What you are asked to do: If a line in the entries below contains the word "this", it counts; report how many such lines there are, and only that number.

-------

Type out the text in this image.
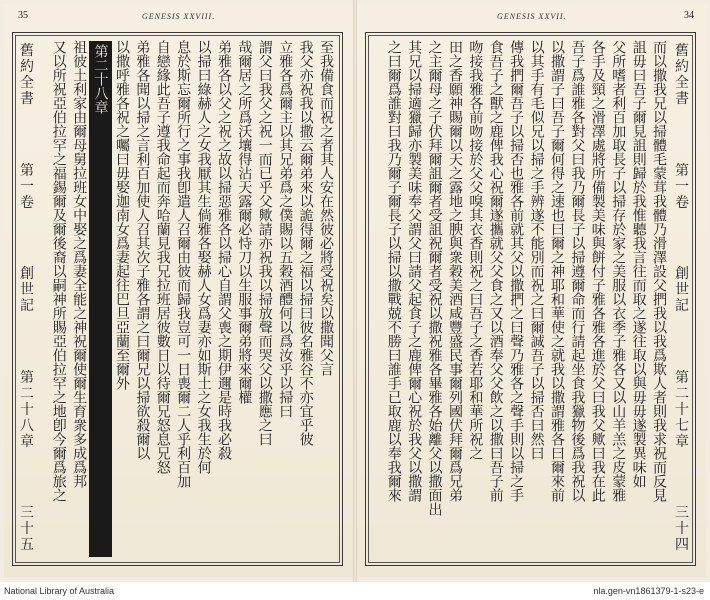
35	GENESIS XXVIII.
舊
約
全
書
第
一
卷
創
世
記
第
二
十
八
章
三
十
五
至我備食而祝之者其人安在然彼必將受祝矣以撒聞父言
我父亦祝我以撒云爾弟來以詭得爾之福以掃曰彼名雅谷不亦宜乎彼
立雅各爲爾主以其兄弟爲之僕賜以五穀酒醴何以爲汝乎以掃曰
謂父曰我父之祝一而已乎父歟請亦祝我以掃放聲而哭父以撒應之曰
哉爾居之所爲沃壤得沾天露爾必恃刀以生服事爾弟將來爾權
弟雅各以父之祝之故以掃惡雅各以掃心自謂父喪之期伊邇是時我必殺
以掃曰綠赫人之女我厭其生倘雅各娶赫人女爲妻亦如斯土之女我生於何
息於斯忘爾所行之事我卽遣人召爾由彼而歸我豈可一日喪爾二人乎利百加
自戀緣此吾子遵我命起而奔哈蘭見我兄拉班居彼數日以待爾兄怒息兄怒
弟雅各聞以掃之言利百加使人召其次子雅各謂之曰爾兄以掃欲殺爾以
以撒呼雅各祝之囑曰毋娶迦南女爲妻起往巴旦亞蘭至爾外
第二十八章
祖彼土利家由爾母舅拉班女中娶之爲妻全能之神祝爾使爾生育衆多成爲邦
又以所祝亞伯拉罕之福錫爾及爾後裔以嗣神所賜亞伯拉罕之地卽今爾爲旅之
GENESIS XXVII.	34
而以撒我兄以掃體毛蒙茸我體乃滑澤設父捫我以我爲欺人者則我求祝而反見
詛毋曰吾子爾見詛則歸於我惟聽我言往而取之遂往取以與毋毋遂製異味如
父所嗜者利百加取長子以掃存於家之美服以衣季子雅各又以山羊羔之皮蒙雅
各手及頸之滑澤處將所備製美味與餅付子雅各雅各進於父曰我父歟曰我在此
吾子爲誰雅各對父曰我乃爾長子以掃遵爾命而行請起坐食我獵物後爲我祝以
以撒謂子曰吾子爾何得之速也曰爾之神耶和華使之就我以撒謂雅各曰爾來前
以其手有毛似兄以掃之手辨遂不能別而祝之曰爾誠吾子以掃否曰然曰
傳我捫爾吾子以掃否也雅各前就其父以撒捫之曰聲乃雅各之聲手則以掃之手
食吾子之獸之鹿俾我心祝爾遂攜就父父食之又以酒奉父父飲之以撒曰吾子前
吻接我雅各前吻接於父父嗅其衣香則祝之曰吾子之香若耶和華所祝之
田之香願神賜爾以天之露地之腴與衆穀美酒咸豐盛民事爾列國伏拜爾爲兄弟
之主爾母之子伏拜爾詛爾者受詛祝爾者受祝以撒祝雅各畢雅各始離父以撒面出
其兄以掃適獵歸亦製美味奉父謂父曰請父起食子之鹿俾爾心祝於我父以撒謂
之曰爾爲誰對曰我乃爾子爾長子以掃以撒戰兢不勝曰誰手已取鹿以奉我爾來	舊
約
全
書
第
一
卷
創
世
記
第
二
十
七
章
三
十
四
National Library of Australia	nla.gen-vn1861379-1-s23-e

-------

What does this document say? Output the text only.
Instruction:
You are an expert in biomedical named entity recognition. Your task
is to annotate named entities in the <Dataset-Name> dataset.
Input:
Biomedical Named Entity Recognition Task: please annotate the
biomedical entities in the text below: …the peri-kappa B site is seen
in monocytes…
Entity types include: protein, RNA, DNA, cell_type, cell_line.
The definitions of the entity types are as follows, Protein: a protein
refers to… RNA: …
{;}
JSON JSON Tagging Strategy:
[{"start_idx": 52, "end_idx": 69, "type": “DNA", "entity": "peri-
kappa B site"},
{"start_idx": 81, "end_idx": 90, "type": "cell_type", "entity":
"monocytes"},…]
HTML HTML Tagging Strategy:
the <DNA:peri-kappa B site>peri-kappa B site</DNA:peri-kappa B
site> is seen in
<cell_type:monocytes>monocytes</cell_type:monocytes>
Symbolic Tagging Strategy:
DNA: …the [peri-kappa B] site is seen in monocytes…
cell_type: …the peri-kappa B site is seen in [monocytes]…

-------

Answer for the task: 2